What the task requires -> Some lines in the listing below may include the string "mean". How many are there? Give only the number.

Structured figure records ->
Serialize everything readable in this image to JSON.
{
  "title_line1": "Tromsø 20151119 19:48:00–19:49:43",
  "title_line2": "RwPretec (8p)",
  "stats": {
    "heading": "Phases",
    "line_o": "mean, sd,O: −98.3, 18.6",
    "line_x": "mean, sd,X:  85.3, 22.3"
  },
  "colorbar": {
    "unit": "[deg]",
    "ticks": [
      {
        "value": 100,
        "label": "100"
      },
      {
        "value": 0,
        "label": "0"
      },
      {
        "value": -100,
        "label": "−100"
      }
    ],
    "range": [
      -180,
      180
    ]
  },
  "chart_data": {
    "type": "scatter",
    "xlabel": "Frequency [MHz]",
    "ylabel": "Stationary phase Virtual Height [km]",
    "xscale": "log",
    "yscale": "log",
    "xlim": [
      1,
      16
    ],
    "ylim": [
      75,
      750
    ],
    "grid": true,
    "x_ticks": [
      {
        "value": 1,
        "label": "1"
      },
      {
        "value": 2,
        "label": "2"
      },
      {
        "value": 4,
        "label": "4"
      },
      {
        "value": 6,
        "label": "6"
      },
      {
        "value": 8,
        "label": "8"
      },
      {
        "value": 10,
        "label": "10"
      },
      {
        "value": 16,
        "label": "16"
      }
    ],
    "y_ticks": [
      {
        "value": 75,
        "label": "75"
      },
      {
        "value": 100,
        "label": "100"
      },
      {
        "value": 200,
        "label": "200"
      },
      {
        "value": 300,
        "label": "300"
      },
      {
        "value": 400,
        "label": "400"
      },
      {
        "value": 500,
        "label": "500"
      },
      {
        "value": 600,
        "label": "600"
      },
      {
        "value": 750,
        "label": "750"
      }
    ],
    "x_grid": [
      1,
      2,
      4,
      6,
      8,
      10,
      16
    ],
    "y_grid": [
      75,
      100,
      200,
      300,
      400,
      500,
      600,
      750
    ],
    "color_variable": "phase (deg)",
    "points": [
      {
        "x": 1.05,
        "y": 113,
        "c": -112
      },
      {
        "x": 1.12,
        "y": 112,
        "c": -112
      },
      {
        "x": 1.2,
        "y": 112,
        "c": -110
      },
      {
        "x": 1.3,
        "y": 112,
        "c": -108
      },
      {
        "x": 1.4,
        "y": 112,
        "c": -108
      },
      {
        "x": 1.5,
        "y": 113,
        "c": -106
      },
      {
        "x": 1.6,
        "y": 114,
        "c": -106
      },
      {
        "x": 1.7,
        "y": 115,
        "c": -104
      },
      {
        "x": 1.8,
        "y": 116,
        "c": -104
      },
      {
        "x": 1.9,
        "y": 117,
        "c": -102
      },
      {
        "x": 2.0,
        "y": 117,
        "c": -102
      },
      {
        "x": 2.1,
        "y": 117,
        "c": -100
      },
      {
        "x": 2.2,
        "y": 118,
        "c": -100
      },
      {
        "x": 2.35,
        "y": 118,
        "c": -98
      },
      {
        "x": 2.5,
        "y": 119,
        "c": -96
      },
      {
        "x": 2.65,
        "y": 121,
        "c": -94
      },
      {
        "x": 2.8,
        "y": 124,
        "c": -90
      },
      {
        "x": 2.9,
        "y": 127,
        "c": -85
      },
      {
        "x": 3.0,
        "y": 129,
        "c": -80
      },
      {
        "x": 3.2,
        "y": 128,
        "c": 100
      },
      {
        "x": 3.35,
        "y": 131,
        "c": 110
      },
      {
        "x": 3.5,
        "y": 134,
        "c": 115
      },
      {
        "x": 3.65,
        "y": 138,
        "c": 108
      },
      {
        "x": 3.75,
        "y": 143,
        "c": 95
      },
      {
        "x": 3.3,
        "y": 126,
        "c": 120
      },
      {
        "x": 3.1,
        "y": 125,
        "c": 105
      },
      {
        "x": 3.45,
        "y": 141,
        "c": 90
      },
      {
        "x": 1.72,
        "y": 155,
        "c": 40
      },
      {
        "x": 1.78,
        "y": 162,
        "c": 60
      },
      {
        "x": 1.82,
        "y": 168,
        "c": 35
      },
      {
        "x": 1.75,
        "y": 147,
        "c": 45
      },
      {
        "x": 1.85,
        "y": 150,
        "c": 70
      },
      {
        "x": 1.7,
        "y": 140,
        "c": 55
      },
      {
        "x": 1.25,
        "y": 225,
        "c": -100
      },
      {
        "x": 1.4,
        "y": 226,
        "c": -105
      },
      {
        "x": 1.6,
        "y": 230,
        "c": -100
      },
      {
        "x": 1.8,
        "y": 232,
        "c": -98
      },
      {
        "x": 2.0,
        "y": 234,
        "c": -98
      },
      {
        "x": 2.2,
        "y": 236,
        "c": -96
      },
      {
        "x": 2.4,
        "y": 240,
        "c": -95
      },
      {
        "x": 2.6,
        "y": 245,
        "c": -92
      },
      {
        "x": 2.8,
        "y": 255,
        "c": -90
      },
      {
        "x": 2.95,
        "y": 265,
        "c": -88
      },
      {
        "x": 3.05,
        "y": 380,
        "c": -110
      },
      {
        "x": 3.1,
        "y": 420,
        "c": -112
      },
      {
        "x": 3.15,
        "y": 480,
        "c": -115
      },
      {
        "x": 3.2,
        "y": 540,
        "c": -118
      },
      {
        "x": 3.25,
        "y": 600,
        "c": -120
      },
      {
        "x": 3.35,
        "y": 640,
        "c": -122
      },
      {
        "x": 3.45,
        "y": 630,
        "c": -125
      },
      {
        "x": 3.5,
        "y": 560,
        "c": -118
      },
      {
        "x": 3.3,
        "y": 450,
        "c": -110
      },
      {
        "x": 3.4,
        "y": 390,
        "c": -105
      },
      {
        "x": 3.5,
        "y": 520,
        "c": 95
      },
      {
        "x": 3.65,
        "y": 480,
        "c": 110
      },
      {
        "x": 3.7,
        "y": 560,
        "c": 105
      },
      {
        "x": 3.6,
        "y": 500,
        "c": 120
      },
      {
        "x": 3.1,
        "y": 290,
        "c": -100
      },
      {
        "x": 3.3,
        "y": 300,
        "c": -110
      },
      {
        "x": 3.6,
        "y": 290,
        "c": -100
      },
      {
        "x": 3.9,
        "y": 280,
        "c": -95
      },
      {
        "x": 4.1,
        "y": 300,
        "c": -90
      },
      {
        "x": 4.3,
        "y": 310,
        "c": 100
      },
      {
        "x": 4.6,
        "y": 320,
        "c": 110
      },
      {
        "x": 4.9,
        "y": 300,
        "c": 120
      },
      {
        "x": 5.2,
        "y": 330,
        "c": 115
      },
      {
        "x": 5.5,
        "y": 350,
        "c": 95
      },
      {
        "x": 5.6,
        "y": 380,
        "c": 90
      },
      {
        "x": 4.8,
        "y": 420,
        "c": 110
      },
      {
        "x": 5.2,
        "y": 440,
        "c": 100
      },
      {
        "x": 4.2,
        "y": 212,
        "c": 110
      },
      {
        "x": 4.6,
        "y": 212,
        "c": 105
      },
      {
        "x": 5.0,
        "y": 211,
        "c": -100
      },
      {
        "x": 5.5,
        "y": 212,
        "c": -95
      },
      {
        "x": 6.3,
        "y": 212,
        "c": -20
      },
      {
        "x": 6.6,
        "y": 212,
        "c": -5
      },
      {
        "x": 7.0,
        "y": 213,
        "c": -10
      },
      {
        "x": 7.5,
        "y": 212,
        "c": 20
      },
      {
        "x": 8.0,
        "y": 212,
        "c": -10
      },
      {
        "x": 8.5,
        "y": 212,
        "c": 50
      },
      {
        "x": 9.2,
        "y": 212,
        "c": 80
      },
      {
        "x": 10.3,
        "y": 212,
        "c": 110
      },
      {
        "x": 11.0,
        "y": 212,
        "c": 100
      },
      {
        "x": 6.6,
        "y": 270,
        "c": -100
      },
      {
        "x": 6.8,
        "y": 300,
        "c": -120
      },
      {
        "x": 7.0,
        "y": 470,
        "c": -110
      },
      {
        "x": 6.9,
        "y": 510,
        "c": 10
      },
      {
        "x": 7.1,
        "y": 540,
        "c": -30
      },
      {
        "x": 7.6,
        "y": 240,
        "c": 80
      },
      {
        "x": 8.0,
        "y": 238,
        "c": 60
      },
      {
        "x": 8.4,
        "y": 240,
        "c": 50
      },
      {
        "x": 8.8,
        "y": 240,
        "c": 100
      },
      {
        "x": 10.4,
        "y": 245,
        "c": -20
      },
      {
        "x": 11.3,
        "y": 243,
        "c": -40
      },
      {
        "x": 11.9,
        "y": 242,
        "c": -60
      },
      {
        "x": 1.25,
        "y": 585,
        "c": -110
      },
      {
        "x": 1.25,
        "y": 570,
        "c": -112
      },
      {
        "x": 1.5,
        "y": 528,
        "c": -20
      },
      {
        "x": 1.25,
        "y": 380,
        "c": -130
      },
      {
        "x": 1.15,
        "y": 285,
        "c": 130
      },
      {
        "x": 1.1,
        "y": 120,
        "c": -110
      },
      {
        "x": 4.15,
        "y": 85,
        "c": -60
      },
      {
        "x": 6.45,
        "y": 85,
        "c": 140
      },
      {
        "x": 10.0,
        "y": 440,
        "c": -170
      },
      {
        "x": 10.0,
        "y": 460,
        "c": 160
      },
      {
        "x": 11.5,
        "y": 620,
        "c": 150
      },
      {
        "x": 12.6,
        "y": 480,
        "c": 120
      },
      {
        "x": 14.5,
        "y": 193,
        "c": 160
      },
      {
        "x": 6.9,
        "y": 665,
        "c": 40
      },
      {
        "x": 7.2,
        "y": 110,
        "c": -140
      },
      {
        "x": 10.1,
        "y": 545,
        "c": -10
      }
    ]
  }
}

Written reply -> 2